▶ **RECORDS SHOWN**:
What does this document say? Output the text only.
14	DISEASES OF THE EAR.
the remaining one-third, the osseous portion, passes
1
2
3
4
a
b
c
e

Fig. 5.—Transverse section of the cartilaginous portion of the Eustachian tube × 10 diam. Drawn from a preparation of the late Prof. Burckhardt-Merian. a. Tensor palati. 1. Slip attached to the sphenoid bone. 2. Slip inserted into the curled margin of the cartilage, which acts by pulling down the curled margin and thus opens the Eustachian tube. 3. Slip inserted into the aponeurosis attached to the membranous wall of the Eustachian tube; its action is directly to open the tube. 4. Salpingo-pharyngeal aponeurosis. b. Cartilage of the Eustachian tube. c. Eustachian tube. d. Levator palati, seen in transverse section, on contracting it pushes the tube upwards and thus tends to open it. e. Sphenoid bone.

▶ **INSTRUCTION**: Your task is to retype all of the records exactly.

▶ **OUTPUT OF THE TASK**:
What does this document say? Output the text only.
14	DISEASES OF THE EAR.
the remaining one-third, the osseous portion, passes
1
2
3
4
a
b
c
e

Fig. 5.—Transverse section of the cartilaginous portion of the Eustachian tube × 10 diam. Drawn from a preparation of the late Prof. Burckhardt-Merian. a. Tensor palati. 1. Slip attached to the sphenoid bone. 2. Slip inserted into the curled margin of the cartilage, which acts by pulling down the curled margin and thus opens the Eustachian tube. 3. Slip inserted into the aponeurosis attached to the membranous wall of the Eustachian tube; its action is directly to open the tube. 4. Salpingo-pharyngeal aponeurosis. b. Cartilage of the Eustachian tube. c. Eustachian tube. d. Levator palati, seen in transverse section, on contracting it pushes the tube upwards and thus tends to open it. e. Sphenoid bone.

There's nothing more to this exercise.